# Dataset excerpts
** Begin **
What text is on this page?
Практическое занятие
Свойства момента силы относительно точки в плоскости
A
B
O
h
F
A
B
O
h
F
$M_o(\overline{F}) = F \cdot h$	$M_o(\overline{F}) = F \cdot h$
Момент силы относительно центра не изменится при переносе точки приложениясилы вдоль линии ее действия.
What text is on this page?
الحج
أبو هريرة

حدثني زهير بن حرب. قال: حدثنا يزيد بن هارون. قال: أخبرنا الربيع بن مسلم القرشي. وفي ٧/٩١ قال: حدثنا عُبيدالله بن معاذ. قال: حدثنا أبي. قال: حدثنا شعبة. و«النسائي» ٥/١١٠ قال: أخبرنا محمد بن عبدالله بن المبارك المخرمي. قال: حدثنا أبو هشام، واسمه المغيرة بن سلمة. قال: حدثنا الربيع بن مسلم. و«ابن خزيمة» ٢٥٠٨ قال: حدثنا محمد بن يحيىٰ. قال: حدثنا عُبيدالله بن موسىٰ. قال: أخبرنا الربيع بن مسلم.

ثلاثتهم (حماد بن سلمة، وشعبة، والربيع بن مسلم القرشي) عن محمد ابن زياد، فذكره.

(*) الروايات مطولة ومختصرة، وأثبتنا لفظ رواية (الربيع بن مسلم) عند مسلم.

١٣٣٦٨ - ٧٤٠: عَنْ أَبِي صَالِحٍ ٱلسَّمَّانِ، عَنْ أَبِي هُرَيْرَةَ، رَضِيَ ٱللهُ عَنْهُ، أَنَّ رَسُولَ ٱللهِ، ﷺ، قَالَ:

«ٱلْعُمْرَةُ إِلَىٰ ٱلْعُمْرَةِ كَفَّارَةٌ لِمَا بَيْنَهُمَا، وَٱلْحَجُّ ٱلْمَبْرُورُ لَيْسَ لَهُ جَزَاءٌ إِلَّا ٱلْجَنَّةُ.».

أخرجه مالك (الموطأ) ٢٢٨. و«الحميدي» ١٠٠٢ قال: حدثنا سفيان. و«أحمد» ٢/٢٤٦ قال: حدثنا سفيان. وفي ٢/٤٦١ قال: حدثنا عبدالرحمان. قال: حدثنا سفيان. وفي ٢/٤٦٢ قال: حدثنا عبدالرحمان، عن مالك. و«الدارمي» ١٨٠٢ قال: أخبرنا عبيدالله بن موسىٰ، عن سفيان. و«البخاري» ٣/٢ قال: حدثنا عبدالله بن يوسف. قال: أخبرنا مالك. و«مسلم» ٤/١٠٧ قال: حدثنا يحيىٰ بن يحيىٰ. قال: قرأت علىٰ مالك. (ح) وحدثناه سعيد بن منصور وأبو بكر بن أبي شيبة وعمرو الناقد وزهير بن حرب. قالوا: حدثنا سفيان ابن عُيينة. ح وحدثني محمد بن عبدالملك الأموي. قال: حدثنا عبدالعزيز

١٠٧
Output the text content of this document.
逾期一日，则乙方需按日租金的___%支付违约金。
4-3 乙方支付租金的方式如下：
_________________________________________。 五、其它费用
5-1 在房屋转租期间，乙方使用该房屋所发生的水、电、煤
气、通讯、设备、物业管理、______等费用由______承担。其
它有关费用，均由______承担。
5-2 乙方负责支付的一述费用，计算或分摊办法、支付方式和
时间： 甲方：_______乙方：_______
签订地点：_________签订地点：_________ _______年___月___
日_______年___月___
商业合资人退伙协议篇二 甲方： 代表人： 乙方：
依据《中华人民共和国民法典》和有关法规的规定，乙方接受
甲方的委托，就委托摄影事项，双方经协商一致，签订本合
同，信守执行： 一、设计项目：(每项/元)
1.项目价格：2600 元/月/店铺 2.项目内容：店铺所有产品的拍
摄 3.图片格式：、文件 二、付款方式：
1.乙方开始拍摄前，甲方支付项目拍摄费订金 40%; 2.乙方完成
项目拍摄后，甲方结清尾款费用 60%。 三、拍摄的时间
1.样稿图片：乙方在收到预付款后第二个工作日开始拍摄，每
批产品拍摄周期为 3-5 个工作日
** End **
# Written request
Give an exact repetition of all the material.

# Task output
What text is on this page?
Практическое занятие
Свойства момента силы относительно точки в плоскости
A
B
O
h
F
A
B
O
h
F
$M_o(\overline{F}) = F \cdot h$	$M_o(\overline{F}) = F \cdot h$
Момент силы относительно центра не изменится при переносе точки приложениясилы вдоль линии ее действия.
What text is on this page?
الحج
أبو هريرة

حدثني زهير بن حرب. قال: حدثنا يزيد بن هارون. قال: أخبرنا الربيع بن مسلم القرشي. وفي ٧/٩١ قال: حدثنا عُبيدالله بن معاذ. قال: حدثنا أبي. قال: حدثنا شعبة. و«النسائي» ٥/١١٠ قال: أخبرنا محمد بن عبدالله بن المبارك المخرمي. قال: حدثنا أبو هشام، واسمه المغيرة بن سلمة. قال: حدثنا الربيع بن مسلم. و«ابن خزيمة» ٢٥٠٨ قال: حدثنا محمد بن يحيىٰ. قال: حدثنا عُبيدالله بن موسىٰ. قال: أخبرنا الربيع بن مسلم.

ثلاثتهم (حماد بن سلمة، وشعبة، والربيع بن مسلم القرشي) عن محمد ابن زياد، فذكره.

(*) الروايات مطولة ومختصرة، وأثبتنا لفظ رواية (الربيع بن مسلم) عند مسلم.

١٣٣٦٨ - ٧٤٠: عَنْ أَبِي صَالِحٍ ٱلسَّمَّانِ، عَنْ أَبِي هُرَيْرَةَ، رَضِيَ ٱللهُ عَنْهُ، أَنَّ رَسُولَ ٱللهِ، ﷺ، قَالَ:

«ٱلْعُمْرَةُ إِلَىٰ ٱلْعُمْرَةِ كَفَّارَةٌ لِمَا بَيْنَهُمَا، وَٱلْحَجُّ ٱلْمَبْرُورُ لَيْسَ لَهُ جَزَاءٌ إِلَّا ٱلْجَنَّةُ.».

أخرجه مالك (الموطأ) ٢٢٨. و«الحميدي» ١٠٠٢ قال: حدثنا سفيان. و«أحمد» ٢/٢٤٦ قال: حدثنا سفيان. وفي ٢/٤٦١ قال: حدثنا عبدالرحمان. قال: حدثنا سفيان. وفي ٢/٤٦٢ قال: حدثنا عبدالرحمان، عن مالك. و«الدارمي» ١٨٠٢ قال: أخبرنا عبيدالله بن موسىٰ، عن سفيان. و«البخاري» ٣/٢ قال: حدثنا عبدالله بن يوسف. قال: أخبرنا مالك. و«مسلم» ٤/١٠٧ قال: حدثنا يحيىٰ بن يحيىٰ. قال: قرأت علىٰ مالك. (ح) وحدثناه سعيد بن منصور وأبو بكر بن أبي شيبة وعمرو الناقد وزهير بن حرب. قالوا: حدثنا سفيان ابن عُيينة. ح وحدثني محمد بن عبدالملك الأموي. قال: حدثنا عبدالعزيز

١٠٧
Output the text content of this document.
逾期一日，则乙方需按日租金的___%支付违约金。
4-3 乙方支付租金的方式如下：
_________________________________________。 五、其它费用
5-1 在房屋转租期间，乙方使用该房屋所发生的水、电、煤
气、通讯、设备、物业管理、______等费用由______承担。其
它有关费用，均由______承担。
5-2 乙方负责支付的一述费用，计算或分摊办法、支付方式和
时间： 甲方：_______乙方：_______
签订地点：_________签订地点：_________ _______年___月___
日_______年___月___
商业合资人退伙协议篇二 甲方： 代表人： 乙方：
依据《中华人民共和国民法典》和有关法规的规定，乙方接受
甲方的委托，就委托摄影事项，双方经协商一致，签订本合
同，信守执行： 一、设计项目：(每项/元)
1.项目价格：2600 元/月/店铺 2.项目内容：店铺所有产品的拍
摄 3.图片格式：、文件 二、付款方式：
1.乙方开始拍摄前，甲方支付项目拍摄费订金 40%; 2.乙方完成
项目拍摄后，甲方结清尾款费用 60%。 三、拍摄的时间
1.样稿图片：乙方在收到预付款后第二个工作日开始拍摄，每
批产品拍摄周期为 3-5 个工作日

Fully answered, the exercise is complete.